Work to do:
Output all of the records exactly as written.

Exercise materials:

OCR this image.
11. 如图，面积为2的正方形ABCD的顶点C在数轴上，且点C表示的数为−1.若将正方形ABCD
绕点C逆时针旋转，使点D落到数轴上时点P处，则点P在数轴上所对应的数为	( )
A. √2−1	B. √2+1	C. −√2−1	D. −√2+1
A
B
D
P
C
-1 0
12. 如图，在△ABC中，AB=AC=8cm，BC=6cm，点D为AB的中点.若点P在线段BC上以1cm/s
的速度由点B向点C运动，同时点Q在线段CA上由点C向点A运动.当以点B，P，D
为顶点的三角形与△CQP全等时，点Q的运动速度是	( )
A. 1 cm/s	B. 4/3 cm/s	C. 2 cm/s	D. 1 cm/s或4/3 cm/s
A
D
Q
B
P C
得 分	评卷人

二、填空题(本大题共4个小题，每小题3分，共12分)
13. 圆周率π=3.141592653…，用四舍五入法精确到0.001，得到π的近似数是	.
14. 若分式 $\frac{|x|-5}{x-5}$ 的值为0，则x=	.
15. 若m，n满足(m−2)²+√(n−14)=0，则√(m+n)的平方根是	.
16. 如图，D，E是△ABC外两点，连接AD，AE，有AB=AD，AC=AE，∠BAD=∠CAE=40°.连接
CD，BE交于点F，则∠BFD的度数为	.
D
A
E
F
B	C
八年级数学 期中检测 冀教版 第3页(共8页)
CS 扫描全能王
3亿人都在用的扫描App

Answer in full:
OCR this image.
11. 如图，面积为2的正方形ABCD的顶点C在数轴上，且点C表示的数为−1.若将正方形ABCD
绕点C逆时针旋转，使点D落到数轴上时点P处，则点P在数轴上所对应的数为	( )
A. √2−1	B. √2+1	C. −√2−1	D. −√2+1
A
B
D
P
C
-1 0
12. 如图，在△ABC中，AB=AC=8cm，BC=6cm，点D为AB的中点.若点P在线段BC上以1cm/s
的速度由点B向点C运动，同时点Q在线段CA上由点C向点A运动.当以点B，P，D
为顶点的三角形与△CQP全等时，点Q的运动速度是	( )
A. 1 cm/s	B. 4/3 cm/s	C. 2 cm/s	D. 1 cm/s或4/3 cm/s
A
D
Q
B
P C
得 分	评卷人

二、填空题(本大题共4个小题，每小题3分，共12分)
13. 圆周率π=3.141592653…，用四舍五入法精确到0.001，得到π的近似数是	.
14. 若分式 $\frac{|x|-5}{x-5}$ 的值为0，则x=	.
15. 若m，n满足(m−2)²+√(n−14)=0，则√(m+n)的平方根是	.
16. 如图，D，E是△ABC外两点，连接AD，AE，有AB=AD，AC=AE，∠BAD=∠CAE=40°.连接
CD，BE交于点F，则∠BFD的度数为	.
D
A
E
F
B	C
八年级数学 期中检测 冀教版 第3页(共8页)
CS 扫描全能王
3亿人都在用的扫描App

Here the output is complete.